(Extracted data entries)
----
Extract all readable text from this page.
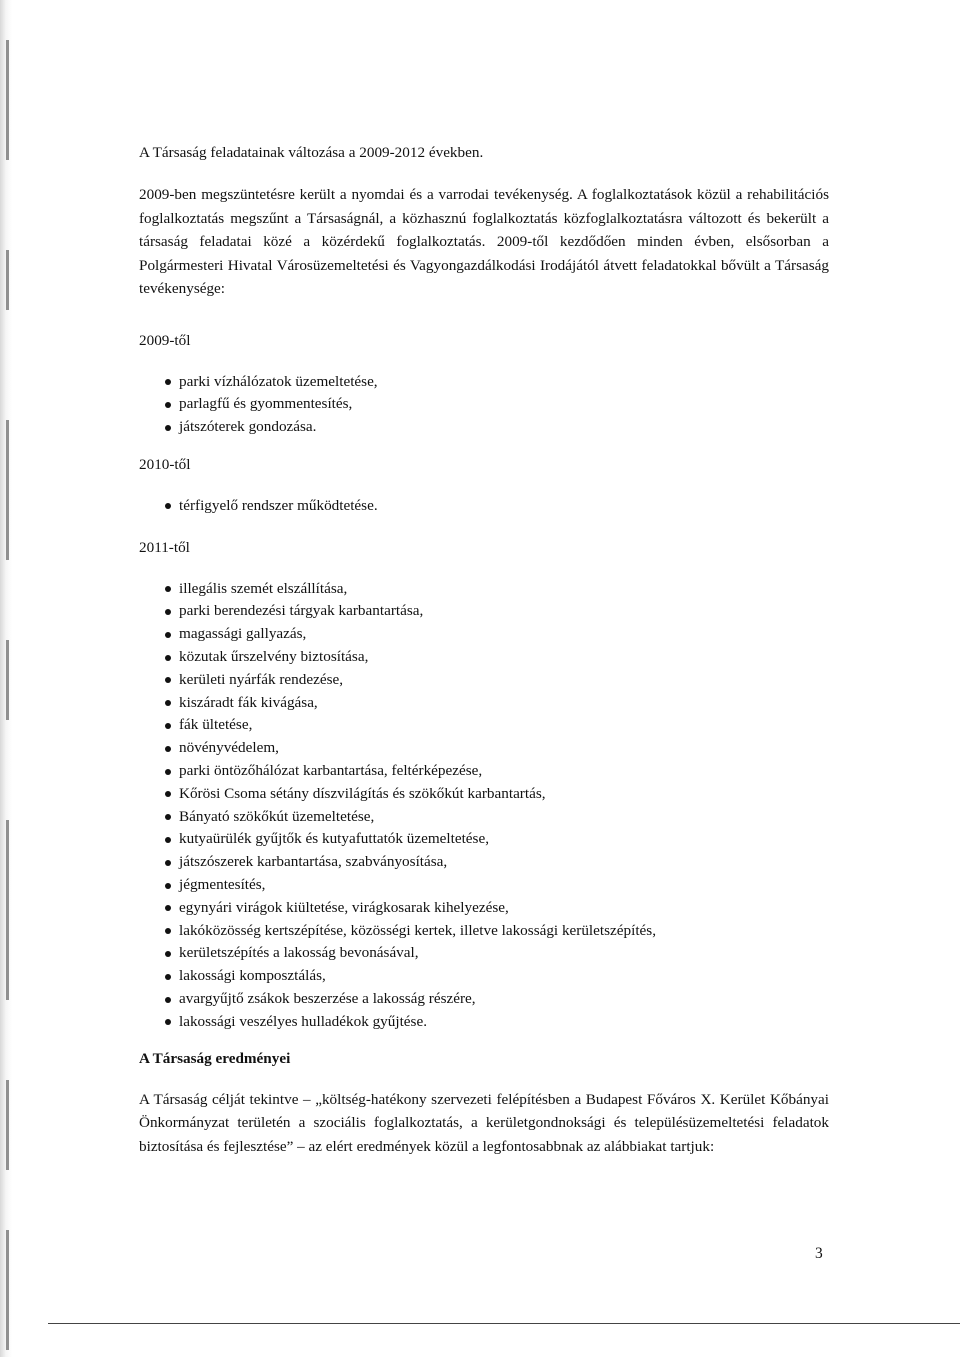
A Társaság feladatainak változása a 2009-2012 években.

2009-ben megszüntetésre került a nyomdai és a varrodai tevékenység. A foglalkoztatások közül a rehabilitációs foglalkoztatás megszűnt a Társaságnál, a közhasznú foglalkoztatás közfoglalkoztatásra változott és bekerült a társaság feladatai közé a közérdekű foglalkoztatás. 2009-től kezdődően minden évben, elsősorban a Polgármesteri Hivatal Városüzemeltetési és Vagyongazdálkodási Irodájától átvett feladatokkal bővült a Társaság tevékenysége:

2009-től

parki vízhálózatok üzemeltetése,
parlagfű és gyommentesítés,
játszóterek gondozása.

2010-től

térfigyelő rendszer működtetése.

2011-től

illegális szemét elszállítása,
parki berendezési tárgyak karbantartása,
magassági gallyazás,
közutak űrszelvény biztosítása,
kerületi nyárfák rendezése,
kiszáradt fák kivágása,
fák ültetése,
növényvédelem,
parki öntözőhálózat karbantartása, feltérképezése,
Kőrösi Csoma sétány díszvilágítás és szökőkút karbantartás,
Bányató szökőkút üzemeltetése,
kutyaürülék gyűjtők és kutyafuttatók üzemeltetése,
játszószerek karbantartása, szabványosítása,
jégmentesítés,
egynyári virágok kiültetése, virágkosarak kihelyezése,
lakóközösség kertszépítése, közösségi kertek, illetve lakossági kerületszépítés,
kerületszépítés a lakosság bevonásával,
lakossági komposztálás,
avargyűjtő zsákok beszerzése a lakosság részére,
lakossági veszélyes hulladékok gyűjtése.

A Társaság eredményei

A Társaság célját tekintve – „költség-hatékony szervezeti felépítésben a Budapest Főváros X. Kerület Kőbányai Önkormányzat területén a szociális foglalkoztatás, a kerületgondnoksági és településüzemeltetési feladatok biztosítása és fejlesztése” – az elért eredmények közül a legfontosabbnak az alábbiakat tartjuk:

3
----
» **DIRECTIVE**
Transcribe every record above exactly as written, leaving out any pictures.

» **TASK OUTPUT**
Extract all readable text from this page.
A Társaság feladatainak változása a 2009-2012 években.

2009-ben megszüntetésre került a nyomdai és a varrodai tevékenység. A foglalkoztatások közül a rehabilitációs foglalkoztatás megszűnt a Társaságnál, a közhasznú foglalkoztatás közfoglalkoztatásra változott és bekerült a társaság feladatai közé a közérdekű foglalkoztatás. 2009-től kezdődően minden évben, elsősorban a Polgármesteri Hivatal Városüzemeltetési és Vagyongazdálkodási Irodájától átvett feladatokkal bővült a Társaság tevékenysége:

2009-től

parki vízhálózatok üzemeltetése,
parlagfű és gyommentesítés,
játszóterek gondozása.

2010-től

térfigyelő rendszer működtetése.

2011-től

illegális szemét elszállítása,
parki berendezési tárgyak karbantartása,
magassági gallyazás,
közutak űrszelvény biztosítása,
kerületi nyárfák rendezése,
kiszáradt fák kivágása,
fák ültetése,
növényvédelem,
parki öntözőhálózat karbantartása, feltérképezése,
Kőrösi Csoma sétány díszvilágítás és szökőkút karbantartás,
Bányató szökőkút üzemeltetése,
kutyaürülék gyűjtők és kutyafuttatók üzemeltetése,
játszószerek karbantartása, szabványosítása,
jégmentesítés,
egynyári virágok kiültetése, virágkosarak kihelyezése,
lakóközösség kertszépítése, közösségi kertek, illetve lakossági kerületszépítés,
kerületszépítés a lakosság bevonásával,
lakossági komposztálás,
avargyűjtő zsákok beszerzése a lakosság részére,
lakossági veszélyes hulladékok gyűjtése.

A Társaság eredményei

A Társaság célját tekintve – „költség-hatékony szervezeti felépítésben a Budapest Főváros X. Kerület Kőbányai Önkormányzat területén a szociális foglalkoztatás, a kerületgondnoksági és településüzemeltetési feladatok biztosítása és fejlesztése” – az elért eredmények közül a legfontosabbnak az alábbiakat tartjuk:

3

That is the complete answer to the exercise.